What to produce: Make a verbatim copy of the entries below; pictures stay out.
********************
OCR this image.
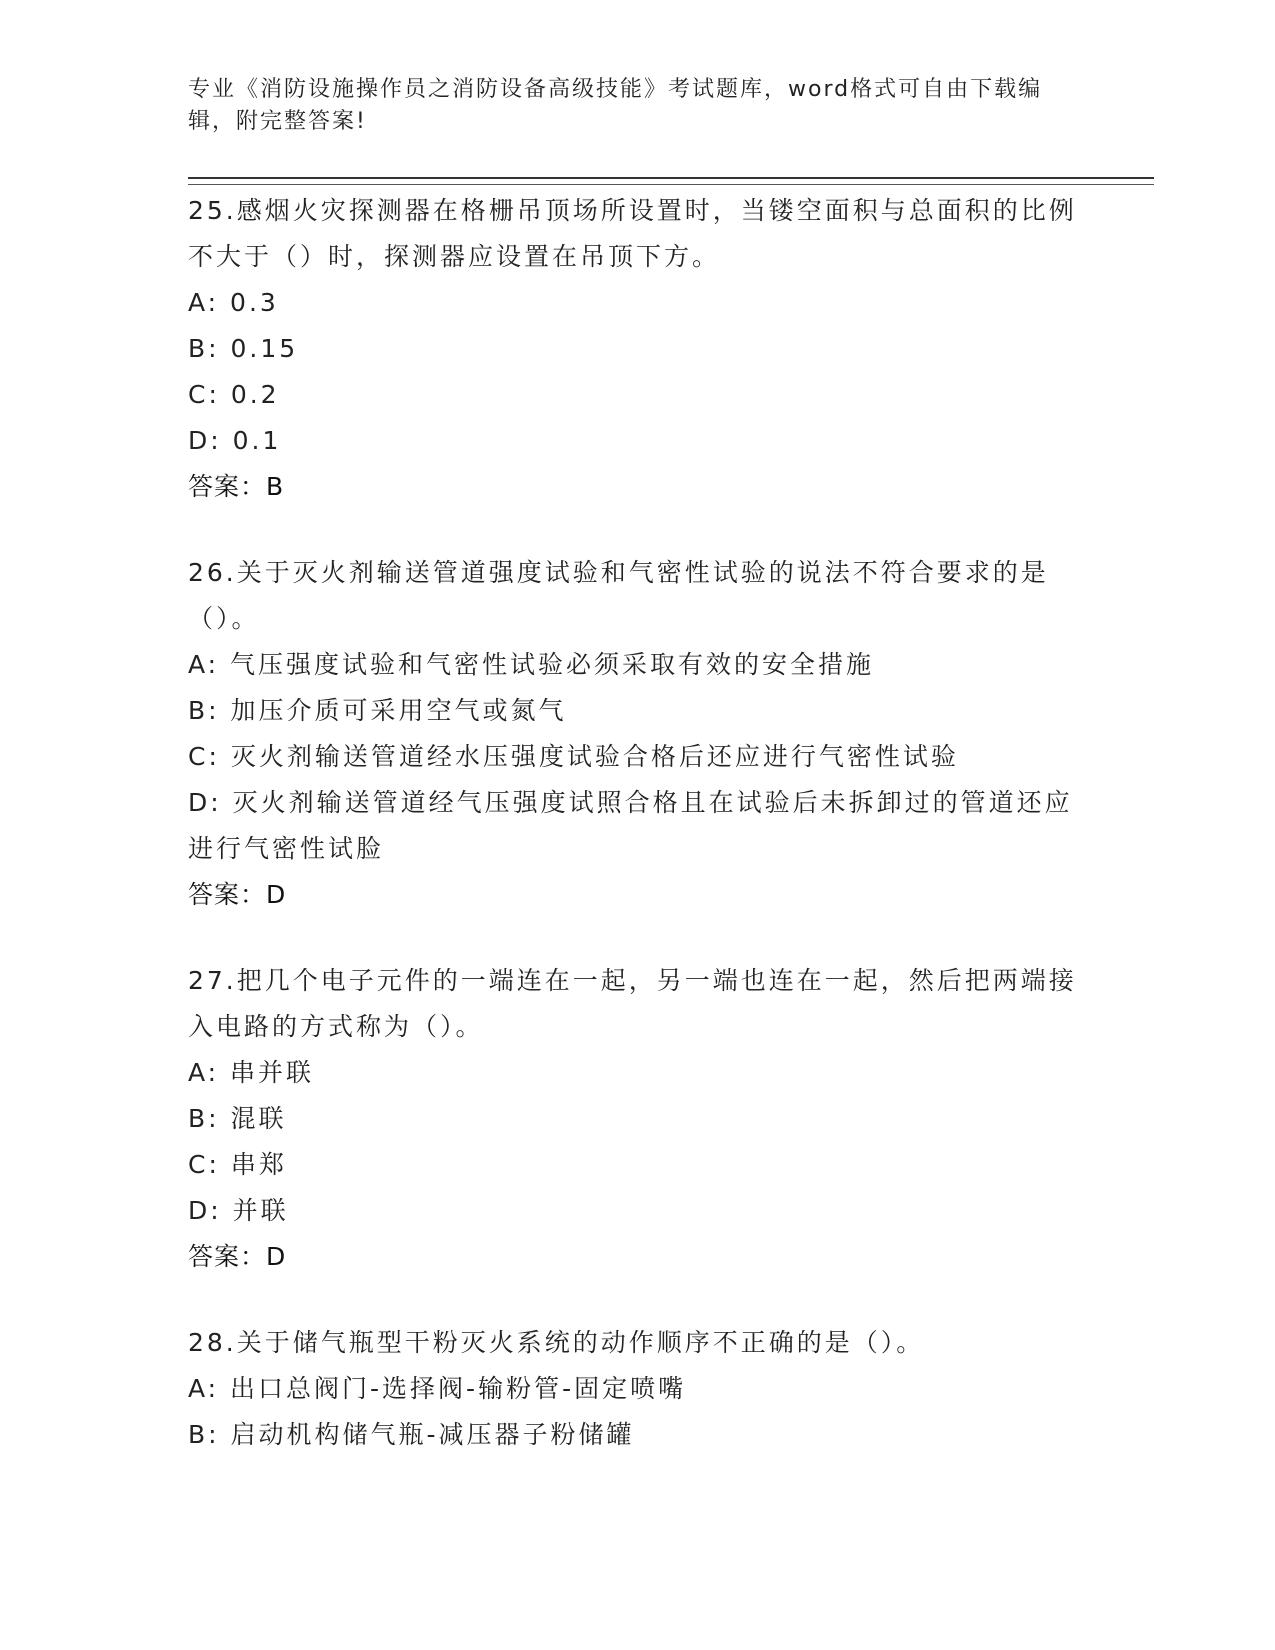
专业《消防设施操作员之消防设备高级技能》考试题库，word格式可自由下载编辑，附完整答案!
25.感烟火灾探测器在格栅吊顶场所设置时，当镂空面积与总面积的比例不大于（）时，探测器应设置在吊顶下方。
A: 0.3
B: 0.15
C: 0.2
D: 0.1
答案：B
26.关于灭火剂输送管道强度试验和气密性试验的说法不符合要求的是（）。
A: 气压强度试验和气密性试验必须采取有效的安全措施
B: 加压介质可采用空气或氮气
C: 灭火剂输送管道经水压强度试验合格后还应进行气密性试验
D: 灭火剂输送管道经气压强度试照合格且在试验后未拆卸过的管道还应进行气密性试脸
答案：D
27.把几个电子元件的一端连在一起，另一端也连在一起，然后把两端接入电路的方式称为（）。
A: 串并联
B: 混联
C: 串郑
D: 并联
答案：D
28.关于储气瓶型干粉灭火系统的动作顺序不正确的是（）。
A: 出口总阀门-选择阀-输粉管-固定喷嘴
B: 启动机构储气瓶-减压器子粉储罐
********************
Correct result:
OCR this image.
专业《消防设施操作员之消防设备高级技能》考试题库，word格式可自由下载编辑，附完整答案!
25.感烟火灾探测器在格栅吊顶场所设置时，当镂空面积与总面积的比例不大于（）时，探测器应设置在吊顶下方。
A: 0.3
B: 0.15
C: 0.2
D: 0.1
答案：B
26.关于灭火剂输送管道强度试验和气密性试验的说法不符合要求的是（）。
A: 气压强度试验和气密性试验必须采取有效的安全措施
B: 加压介质可采用空气或氮气
C: 灭火剂输送管道经水压强度试验合格后还应进行气密性试验
D: 灭火剂输送管道经气压强度试照合格且在试验后未拆卸过的管道还应进行气密性试脸
答案：D
27.把几个电子元件的一端连在一起，另一端也连在一起，然后把两端接入电路的方式称为（）。
A: 串并联
B: 混联
C: 串郑
D: 并联
答案：D
28.关于储气瓶型干粉灭火系统的动作顺序不正确的是（）。
A: 出口总阀门-选择阀-输粉管-固定喷嘴
B: 启动机构储气瓶-减压器子粉储罐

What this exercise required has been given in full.